[Structured figure records]
▬▬▬▬▬▬

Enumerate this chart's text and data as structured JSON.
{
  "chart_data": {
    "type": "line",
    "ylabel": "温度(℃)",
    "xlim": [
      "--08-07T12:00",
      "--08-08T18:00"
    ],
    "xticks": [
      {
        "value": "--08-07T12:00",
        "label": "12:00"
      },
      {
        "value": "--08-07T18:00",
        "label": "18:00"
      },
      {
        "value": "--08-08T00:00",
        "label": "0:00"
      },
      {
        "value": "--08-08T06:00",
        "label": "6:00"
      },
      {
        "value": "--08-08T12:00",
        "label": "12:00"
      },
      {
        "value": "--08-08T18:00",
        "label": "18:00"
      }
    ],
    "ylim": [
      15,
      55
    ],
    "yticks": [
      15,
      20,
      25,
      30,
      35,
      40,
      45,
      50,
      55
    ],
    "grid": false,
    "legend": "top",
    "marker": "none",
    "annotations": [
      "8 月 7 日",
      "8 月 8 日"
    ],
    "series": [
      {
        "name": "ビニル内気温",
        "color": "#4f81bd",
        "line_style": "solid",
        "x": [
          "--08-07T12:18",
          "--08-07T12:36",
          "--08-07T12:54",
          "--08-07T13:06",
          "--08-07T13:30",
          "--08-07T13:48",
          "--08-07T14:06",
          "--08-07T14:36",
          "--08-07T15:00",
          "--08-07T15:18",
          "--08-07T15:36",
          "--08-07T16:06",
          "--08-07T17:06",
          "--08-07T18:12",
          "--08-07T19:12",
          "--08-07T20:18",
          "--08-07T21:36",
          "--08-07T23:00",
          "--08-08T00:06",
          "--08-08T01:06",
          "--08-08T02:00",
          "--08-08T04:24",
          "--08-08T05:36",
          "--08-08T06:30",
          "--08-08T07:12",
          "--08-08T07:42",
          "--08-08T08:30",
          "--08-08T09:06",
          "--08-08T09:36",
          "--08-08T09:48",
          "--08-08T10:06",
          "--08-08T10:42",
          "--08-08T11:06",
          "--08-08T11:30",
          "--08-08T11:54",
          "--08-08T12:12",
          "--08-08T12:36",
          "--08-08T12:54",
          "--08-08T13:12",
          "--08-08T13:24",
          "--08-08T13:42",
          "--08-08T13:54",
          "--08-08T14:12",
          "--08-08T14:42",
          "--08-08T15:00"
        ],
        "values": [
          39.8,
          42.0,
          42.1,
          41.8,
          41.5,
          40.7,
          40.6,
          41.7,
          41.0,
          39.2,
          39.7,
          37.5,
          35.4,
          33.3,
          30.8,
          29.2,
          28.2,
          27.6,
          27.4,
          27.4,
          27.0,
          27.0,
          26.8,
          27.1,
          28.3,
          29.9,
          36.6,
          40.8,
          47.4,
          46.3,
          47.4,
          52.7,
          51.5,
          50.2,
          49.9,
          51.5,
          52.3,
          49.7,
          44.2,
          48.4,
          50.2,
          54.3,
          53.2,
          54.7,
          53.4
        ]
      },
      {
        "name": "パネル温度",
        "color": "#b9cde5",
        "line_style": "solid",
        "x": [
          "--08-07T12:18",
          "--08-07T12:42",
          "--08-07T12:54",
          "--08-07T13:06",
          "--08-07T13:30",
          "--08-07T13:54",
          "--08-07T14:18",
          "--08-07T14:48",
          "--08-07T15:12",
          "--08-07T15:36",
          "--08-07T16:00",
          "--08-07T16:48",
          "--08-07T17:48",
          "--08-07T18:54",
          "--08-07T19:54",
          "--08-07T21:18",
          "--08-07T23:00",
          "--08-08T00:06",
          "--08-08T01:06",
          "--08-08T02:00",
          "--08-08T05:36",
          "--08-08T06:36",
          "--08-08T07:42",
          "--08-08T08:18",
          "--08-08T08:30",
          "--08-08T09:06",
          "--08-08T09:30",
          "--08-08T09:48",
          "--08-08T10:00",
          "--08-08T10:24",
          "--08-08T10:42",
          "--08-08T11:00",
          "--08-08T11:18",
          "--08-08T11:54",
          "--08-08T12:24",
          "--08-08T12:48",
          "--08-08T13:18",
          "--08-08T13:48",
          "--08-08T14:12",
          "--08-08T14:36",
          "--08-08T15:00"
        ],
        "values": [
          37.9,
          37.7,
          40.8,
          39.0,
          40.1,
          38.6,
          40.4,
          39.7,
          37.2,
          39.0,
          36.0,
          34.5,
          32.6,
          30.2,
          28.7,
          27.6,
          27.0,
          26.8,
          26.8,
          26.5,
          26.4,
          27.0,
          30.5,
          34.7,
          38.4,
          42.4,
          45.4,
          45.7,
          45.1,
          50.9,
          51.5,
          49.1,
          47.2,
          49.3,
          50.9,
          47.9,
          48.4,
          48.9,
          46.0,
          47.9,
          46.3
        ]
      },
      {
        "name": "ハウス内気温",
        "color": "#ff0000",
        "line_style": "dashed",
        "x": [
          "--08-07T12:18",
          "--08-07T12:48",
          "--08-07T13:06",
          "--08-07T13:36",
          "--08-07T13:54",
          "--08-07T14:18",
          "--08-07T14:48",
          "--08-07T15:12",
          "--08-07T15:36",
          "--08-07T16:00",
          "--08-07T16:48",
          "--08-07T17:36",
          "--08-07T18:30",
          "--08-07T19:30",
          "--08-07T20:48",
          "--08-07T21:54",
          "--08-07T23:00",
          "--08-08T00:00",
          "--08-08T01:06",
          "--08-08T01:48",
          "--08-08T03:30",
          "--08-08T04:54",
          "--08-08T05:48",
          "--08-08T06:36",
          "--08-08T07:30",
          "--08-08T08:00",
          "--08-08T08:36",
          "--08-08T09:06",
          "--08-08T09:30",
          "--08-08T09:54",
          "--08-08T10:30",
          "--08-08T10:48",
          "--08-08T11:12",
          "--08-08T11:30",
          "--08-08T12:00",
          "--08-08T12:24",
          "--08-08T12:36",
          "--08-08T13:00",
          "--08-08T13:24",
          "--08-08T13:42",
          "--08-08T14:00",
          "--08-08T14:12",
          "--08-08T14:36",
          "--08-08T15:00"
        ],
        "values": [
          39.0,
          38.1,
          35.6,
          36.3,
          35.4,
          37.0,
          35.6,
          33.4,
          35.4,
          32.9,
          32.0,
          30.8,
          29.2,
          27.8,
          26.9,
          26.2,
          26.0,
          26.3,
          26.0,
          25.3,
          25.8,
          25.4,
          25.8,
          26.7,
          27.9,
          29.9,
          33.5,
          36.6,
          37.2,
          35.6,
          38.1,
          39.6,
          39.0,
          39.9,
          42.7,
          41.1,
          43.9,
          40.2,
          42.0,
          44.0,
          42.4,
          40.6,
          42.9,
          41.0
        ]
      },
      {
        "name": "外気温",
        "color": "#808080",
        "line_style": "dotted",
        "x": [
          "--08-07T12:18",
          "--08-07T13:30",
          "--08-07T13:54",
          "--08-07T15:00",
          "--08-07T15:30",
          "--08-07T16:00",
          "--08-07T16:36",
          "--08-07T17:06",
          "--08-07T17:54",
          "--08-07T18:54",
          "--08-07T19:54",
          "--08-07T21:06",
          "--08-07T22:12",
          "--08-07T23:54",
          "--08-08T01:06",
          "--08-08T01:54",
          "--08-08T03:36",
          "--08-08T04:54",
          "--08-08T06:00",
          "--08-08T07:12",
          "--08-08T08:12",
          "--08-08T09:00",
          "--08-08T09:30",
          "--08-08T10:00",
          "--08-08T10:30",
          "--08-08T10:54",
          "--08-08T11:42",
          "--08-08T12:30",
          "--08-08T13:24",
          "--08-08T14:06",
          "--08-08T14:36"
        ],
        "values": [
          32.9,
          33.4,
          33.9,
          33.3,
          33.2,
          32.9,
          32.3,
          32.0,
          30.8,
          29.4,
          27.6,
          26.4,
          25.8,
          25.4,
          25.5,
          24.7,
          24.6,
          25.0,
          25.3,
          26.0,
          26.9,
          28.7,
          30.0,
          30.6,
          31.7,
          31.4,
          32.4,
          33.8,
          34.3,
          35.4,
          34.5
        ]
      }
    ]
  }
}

▬▬▬▬▬▬

* Written task
Scan the material above for the string "name" and return the lines that hold it.

* Correct answer
        "name": "ビニル内気温",
        "name": "パネル温度",
        "name": "ハウス内気温",
        "name": "外気温",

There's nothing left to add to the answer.